━━━ DATA TO USE
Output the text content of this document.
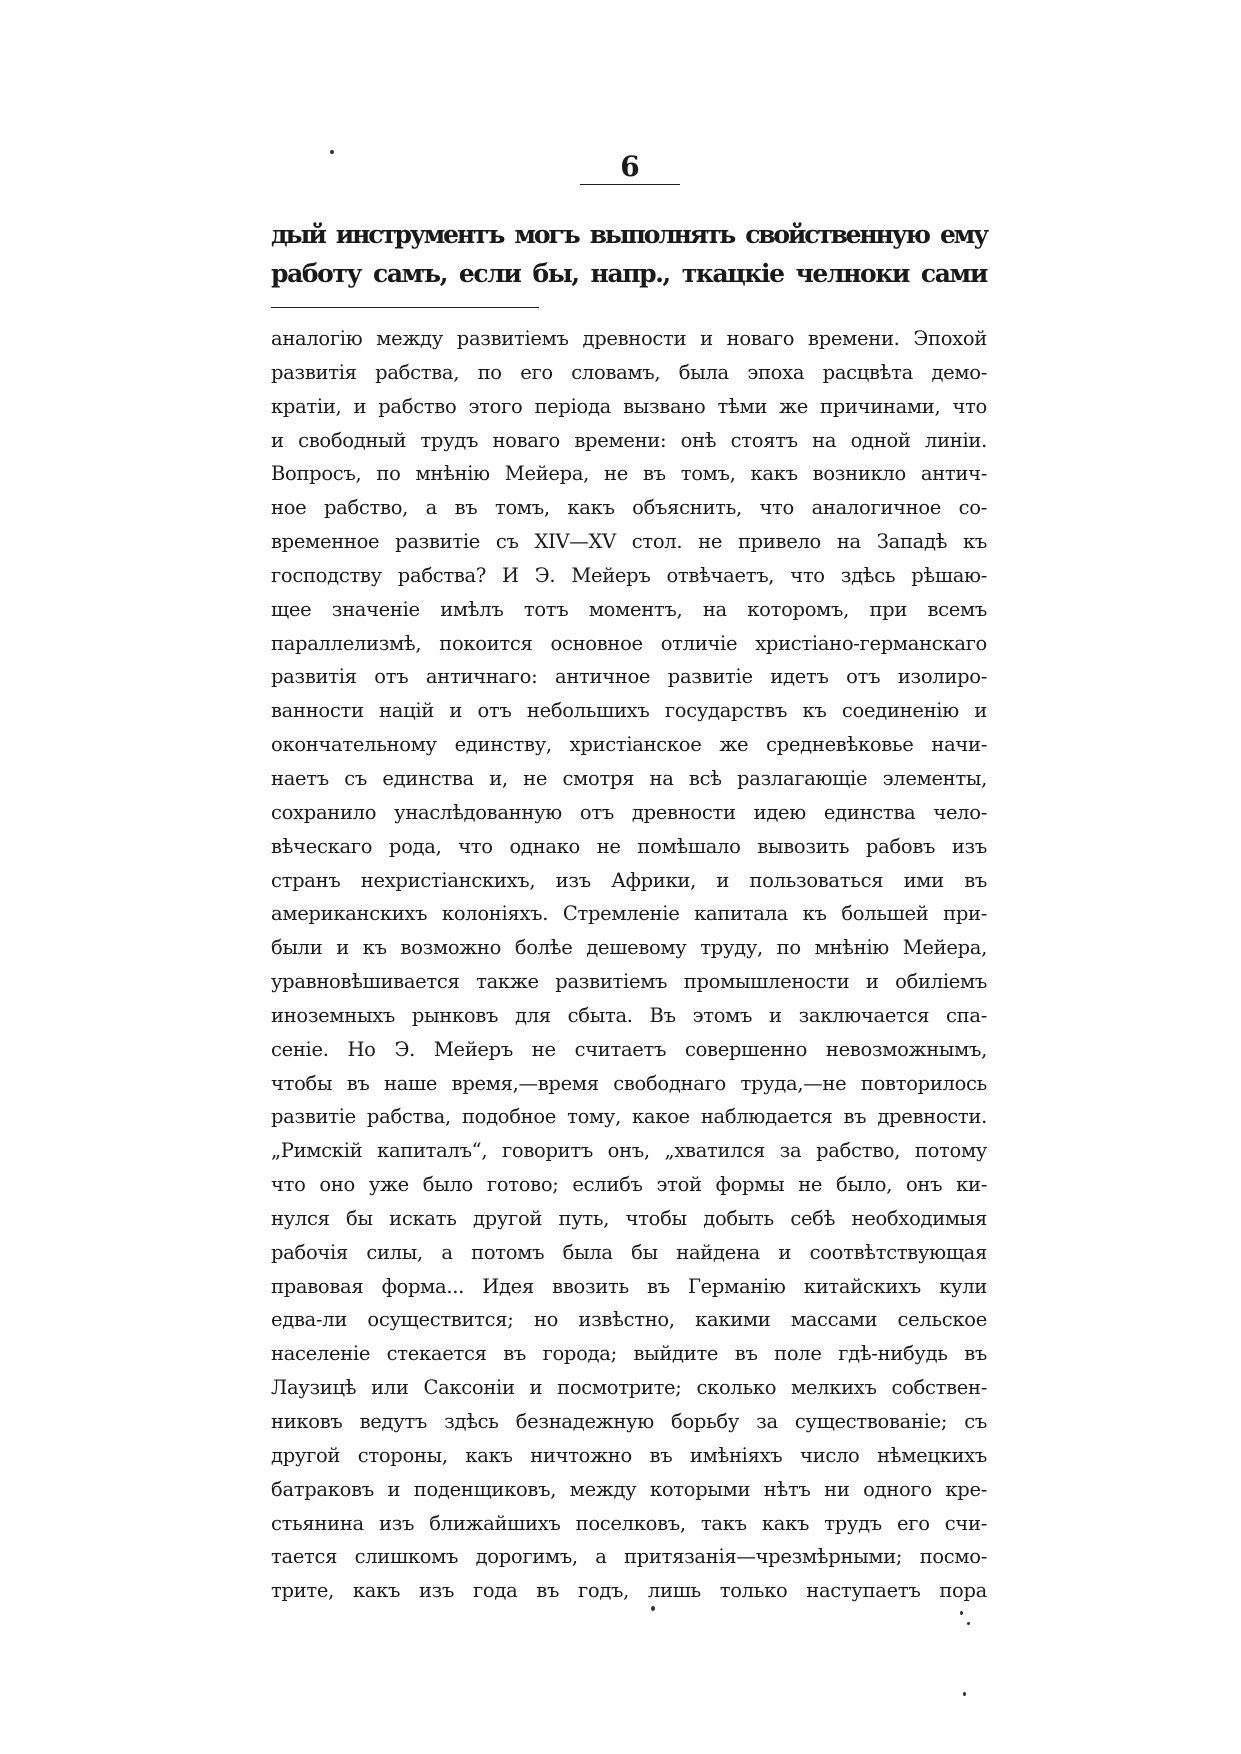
6
дый инструментъ могъ выполнять свойственную ему
работу самъ, если бы, напр., ткацкіе челноки сами
аналогію между развитіемъ древности и новаго времени. Эпохой
развитія рабства, по его словамъ, была эпоха расцвѣта демо-
кратіи, и рабство этого періода вызвано тѣми же причинами, что
и свободный трудъ новаго времени: онѣ стоятъ на одной линіи.
Вопросъ, по мнѣнію Мейера, не въ томъ, какъ возникло антич-
ное рабство, а въ томъ, какъ объяснить, что аналогичное со-
временное развитіе съ XIV—XV стол. не привело на Западѣ къ
господству рабства? И Э. Мейеръ отвѣчаетъ, что здѣсь рѣшаю-
щее значеніе имѣлъ тотъ моментъ, на которомъ, при всемъ
параллелизмѣ, покоится основное отличіе христіано-германскаго
развитія отъ античнаго: античное развитіе идетъ отъ изолиро-
ванности націй и отъ небольшихъ государствъ къ соединенію и
окончательному единству, христіанское же средневѣковье начи-
наетъ съ единства и, не смотря на всѣ разлагающіе элементы,
сохранило унаслѣдованную отъ древности идею единства чело-
вѣческаго рода, что однако не помѣшало вывозить рабовъ изъ
странъ нехристіанскихъ, изъ Африки, и пользоваться ими въ
американскихъ колоніяхъ. Стремленіе капитала къ большей при-
были и къ возможно болѣе дешевому труду, по мнѣнію Мейера,
уравновѣшивается также развитіемъ промышлености и обиліемъ
иноземныхъ рынковъ для сбыта. Въ этомъ и заключается спа-
сеніе. Но Э. Мейеръ не считаетъ совершенно невозможнымъ,
чтобы въ наше время,—время свободнаго труда,—не повторилось
развитіе рабства, подобное тому, какое наблюдается въ древности.
„Римскій капиталъ“, говоритъ онъ, „хватился за рабство, потому
что оно уже было готово; еслибъ этой формы не было, онъ ки-
нулся бы искать другой путь, чтобы добыть себѣ необходимыя
рабочія силы, а потомъ была бы найдена и соотвѣтствующая
правовая форма... Идея ввозить въ Германію китайскихъ кули
едва-ли осуществится; но извѣстно, какими массами сельское
населеніе стекается въ города; выйдите въ поле гдѣ-нибудь въ
Лаузицѣ или Саксоніи и посмотрите; сколько мелкихъ собствен-
никовъ ведутъ здѣсь безнадежную борьбу за существованіе; съ
другой стороны, какъ ничтожно въ имѣніяхъ число нѣмецкихъ
батраковъ и поденщиковъ, между которыми нѣтъ ни одного кре-
стьянина изъ ближайшихъ поселковъ, такъ какъ трудъ его счи-
тается слишкомъ дорогимъ, а притязанія—чрезмѣрными; посмо-
трите, какъ изъ года въ годъ, лишь только наступаетъ пора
━━━━━━
# [WRITTEN PROBLEM]
Look through the entries above and list every line containing "другой".

# [RESPONSE FOR THIS EXERCISE]
нулся бы искать другой путь, чтобы добыть себѣ необходимыя
другой стороны, какъ ничтожно въ имѣніяхъ число нѣмецкихъ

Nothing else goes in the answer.